Stored entries:
════════════════

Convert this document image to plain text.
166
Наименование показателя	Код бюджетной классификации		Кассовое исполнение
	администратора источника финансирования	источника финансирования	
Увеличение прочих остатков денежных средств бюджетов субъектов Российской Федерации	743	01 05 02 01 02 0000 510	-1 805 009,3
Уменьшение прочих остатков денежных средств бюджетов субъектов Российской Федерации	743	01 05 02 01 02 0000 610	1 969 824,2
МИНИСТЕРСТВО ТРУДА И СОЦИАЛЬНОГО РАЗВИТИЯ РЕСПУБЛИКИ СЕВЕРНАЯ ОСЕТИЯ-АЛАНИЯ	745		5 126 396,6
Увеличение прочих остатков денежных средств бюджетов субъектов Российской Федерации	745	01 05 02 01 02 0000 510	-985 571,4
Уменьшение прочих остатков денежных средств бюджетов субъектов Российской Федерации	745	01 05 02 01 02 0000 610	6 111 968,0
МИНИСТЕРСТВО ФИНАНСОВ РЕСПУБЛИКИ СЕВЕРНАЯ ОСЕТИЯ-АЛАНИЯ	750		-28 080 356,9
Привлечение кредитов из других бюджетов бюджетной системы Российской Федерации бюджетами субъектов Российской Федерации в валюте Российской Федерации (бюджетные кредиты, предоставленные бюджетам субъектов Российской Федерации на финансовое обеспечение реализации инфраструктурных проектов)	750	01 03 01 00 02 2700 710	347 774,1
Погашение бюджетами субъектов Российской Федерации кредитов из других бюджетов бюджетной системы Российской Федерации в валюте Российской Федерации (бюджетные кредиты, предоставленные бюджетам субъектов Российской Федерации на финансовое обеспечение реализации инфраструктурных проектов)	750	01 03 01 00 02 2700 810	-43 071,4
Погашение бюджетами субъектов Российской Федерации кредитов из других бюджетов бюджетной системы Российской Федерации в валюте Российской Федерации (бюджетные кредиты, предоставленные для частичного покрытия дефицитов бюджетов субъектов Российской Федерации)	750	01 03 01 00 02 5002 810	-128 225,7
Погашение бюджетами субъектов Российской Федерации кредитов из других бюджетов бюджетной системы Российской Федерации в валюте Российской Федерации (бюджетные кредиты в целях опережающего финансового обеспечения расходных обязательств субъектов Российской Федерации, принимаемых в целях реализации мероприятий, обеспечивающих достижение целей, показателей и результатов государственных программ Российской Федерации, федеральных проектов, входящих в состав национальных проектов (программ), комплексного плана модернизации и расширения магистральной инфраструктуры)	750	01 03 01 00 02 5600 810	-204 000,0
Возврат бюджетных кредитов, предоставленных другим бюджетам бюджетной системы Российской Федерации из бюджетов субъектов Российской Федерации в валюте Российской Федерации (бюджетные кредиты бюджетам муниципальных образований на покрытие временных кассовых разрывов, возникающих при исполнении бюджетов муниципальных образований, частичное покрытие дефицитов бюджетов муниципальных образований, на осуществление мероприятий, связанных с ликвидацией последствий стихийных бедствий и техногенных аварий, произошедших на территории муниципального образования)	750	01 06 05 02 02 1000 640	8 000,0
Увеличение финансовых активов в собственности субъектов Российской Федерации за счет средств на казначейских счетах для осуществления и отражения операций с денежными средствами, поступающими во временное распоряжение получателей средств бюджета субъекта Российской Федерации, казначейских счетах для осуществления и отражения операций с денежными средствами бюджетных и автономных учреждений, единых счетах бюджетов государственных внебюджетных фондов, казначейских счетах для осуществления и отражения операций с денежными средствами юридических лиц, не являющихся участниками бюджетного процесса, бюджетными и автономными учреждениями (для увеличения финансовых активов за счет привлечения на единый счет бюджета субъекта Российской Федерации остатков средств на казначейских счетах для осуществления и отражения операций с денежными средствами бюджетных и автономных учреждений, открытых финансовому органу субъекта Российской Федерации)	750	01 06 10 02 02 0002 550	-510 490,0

════════════════

Scan the material above. Copy each line that holds the word "предоставленные".

Привлечение кредитов из других бюджетов бюджетной системы Российской Федерации бюджетами субъектов Российской Федерации в валюте Российской Федерации (бюджетные кредиты, предоставленные бюджетам субъектов Российской Федерации на финансовое обеспечение реализации инфраструктурных проектов)	750	01 03 01 00 02 2700 710	347 774,1
Погашение бюджетами субъектов Российской Федерации кредитов из других бюджетов бюджетной системы Российской Федерации в валюте Российской Федерации (бюджетные кредиты, предоставленные бюджетам субъектов Российской Федерации на финансовое обеспечение реализации инфраструктурных проектов)	750	01 03 01 00 02 2700 810	-43 071,4
Погашение бюджетами субъектов Российской Федерации кредитов из других бюджетов бюджетной системы Российской Федерации в валюте Российской Федерации (бюджетные кредиты, предоставленные для частичного покрытия дефицитов бюджетов субъектов Российской Федерации)	750	01 03 01 00 02 5002 810	-128 225,7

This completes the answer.